● **Required work**
Copy all of the material below exactly.
##### Exercise materials
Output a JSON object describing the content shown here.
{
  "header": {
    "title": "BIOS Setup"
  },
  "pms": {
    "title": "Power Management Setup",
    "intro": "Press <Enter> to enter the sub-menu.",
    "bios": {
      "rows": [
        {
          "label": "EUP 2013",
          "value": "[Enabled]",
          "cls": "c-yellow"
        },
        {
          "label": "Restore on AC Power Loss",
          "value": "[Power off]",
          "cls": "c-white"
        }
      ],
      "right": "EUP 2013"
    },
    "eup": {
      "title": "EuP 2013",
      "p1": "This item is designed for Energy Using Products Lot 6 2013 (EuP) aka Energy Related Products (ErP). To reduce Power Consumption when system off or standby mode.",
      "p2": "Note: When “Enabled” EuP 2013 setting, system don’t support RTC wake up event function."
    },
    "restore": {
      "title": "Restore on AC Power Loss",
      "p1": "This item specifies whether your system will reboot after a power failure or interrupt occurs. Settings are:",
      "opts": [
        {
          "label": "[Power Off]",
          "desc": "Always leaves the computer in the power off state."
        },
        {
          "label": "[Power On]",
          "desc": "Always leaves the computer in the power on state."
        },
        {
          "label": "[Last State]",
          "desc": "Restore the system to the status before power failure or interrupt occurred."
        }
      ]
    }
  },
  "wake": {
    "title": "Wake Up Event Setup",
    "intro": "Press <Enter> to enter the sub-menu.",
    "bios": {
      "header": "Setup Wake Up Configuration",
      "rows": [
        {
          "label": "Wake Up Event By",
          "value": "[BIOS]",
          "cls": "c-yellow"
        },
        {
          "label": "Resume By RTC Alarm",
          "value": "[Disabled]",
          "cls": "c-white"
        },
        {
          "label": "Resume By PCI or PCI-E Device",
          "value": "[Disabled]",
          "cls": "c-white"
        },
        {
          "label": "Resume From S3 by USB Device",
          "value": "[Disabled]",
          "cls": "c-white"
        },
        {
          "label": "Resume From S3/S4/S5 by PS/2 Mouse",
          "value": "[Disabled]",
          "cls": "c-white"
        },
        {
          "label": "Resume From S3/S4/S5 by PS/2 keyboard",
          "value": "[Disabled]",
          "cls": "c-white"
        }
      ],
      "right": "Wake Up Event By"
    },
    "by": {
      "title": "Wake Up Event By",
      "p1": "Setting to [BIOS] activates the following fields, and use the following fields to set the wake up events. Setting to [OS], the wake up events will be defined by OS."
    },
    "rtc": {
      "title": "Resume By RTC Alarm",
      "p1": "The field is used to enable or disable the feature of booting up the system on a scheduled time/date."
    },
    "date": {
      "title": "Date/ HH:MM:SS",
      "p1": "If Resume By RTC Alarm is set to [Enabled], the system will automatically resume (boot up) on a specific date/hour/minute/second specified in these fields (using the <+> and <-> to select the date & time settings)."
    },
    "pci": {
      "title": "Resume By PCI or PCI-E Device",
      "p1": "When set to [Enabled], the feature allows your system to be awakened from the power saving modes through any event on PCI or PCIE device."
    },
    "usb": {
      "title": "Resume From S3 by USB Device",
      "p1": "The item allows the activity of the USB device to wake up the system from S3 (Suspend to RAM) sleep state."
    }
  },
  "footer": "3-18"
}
##########
● **Task solution**
Output a JSON object describing the content shown here.
{
  "header": {
    "title": "BIOS Setup"
  },
  "pms": {
    "title": "Power Management Setup",
    "intro": "Press <Enter> to enter the sub-menu.",
    "bios": {
      "rows": [
        {
          "label": "EUP 2013",
          "value": "[Enabled]",
          "cls": "c-yellow"
        },
        {
          "label": "Restore on AC Power Loss",
          "value": "[Power off]",
          "cls": "c-white"
        }
      ],
      "right": "EUP 2013"
    },
    "eup": {
      "title": "EuP 2013",
      "p1": "This item is designed for Energy Using Products Lot 6 2013 (EuP) aka Energy Related Products (ErP). To reduce Power Consumption when system off or standby mode.",
      "p2": "Note: When “Enabled” EuP 2013 setting, system don’t support RTC wake up event function."
    },
    "restore": {
      "title": "Restore on AC Power Loss",
      "p1": "This item specifies whether your system will reboot after a power failure or interrupt occurs. Settings are:",
      "opts": [
        {
          "label": "[Power Off]",
          "desc": "Always leaves the computer in the power off state."
        },
        {
          "label": "[Power On]",
          "desc": "Always leaves the computer in the power on state."
        },
        {
          "label": "[Last State]",
          "desc": "Restore the system to the status before power failure or interrupt occurred."
        }
      ]
    }
  },
  "wake": {
    "title": "Wake Up Event Setup",
    "intro": "Press <Enter> to enter the sub-menu.",
    "bios": {
      "header": "Setup Wake Up Configuration",
      "rows": [
        {
          "label": "Wake Up Event By",
          "value": "[BIOS]",
          "cls": "c-yellow"
        },
        {
          "label": "Resume By RTC Alarm",
          "value": "[Disabled]",
          "cls": "c-white"
        },
        {
          "label": "Resume By PCI or PCI-E Device",
          "value": "[Disabled]",
          "cls": "c-white"
        },
        {
          "label": "Resume From S3 by USB Device",
          "value": "[Disabled]",
          "cls": "c-white"
        },
        {
          "label": "Resume From S3/S4/S5 by PS/2 Mouse",
          "value": "[Disabled]",
          "cls": "c-white"
        },
        {
          "label": "Resume From S3/S4/S5 by PS/2 keyboard",
          "value": "[Disabled]",
          "cls": "c-white"
        }
      ],
      "right": "Wake Up Event By"
    },
    "by": {
      "title": "Wake Up Event By",
      "p1": "Setting to [BIOS] activates the following fields, and use the following fields to set the wake up events. Setting to [OS], the wake up events will be defined by OS."
    },
    "rtc": {
      "title": "Resume By RTC Alarm",
      "p1": "The field is used to enable or disable the feature of booting up the system on a scheduled time/date."
    },
    "date": {
      "title": "Date/ HH:MM:SS",
      "p1": "If Resume By RTC Alarm is set to [Enabled], the system will automatically resume (boot up) on a specific date/hour/minute/second specified in these fields (using the <+> and <-> to select the date & time settings)."
    },
    "pci": {
      "title": "Resume By PCI or PCI-E Device",
      "p1": "When set to [Enabled], the feature allows your system to be awakened from the power saving modes through any event on PCI or PCIE device."
    },
    "usb": {
      "title": "Resume From S3 by USB Device",
      "p1": "The item allows the activity of the USB device to wake up the system from S3 (Suspend to RAM) sleep state."
    }
  },
  "footer": "3-18"
}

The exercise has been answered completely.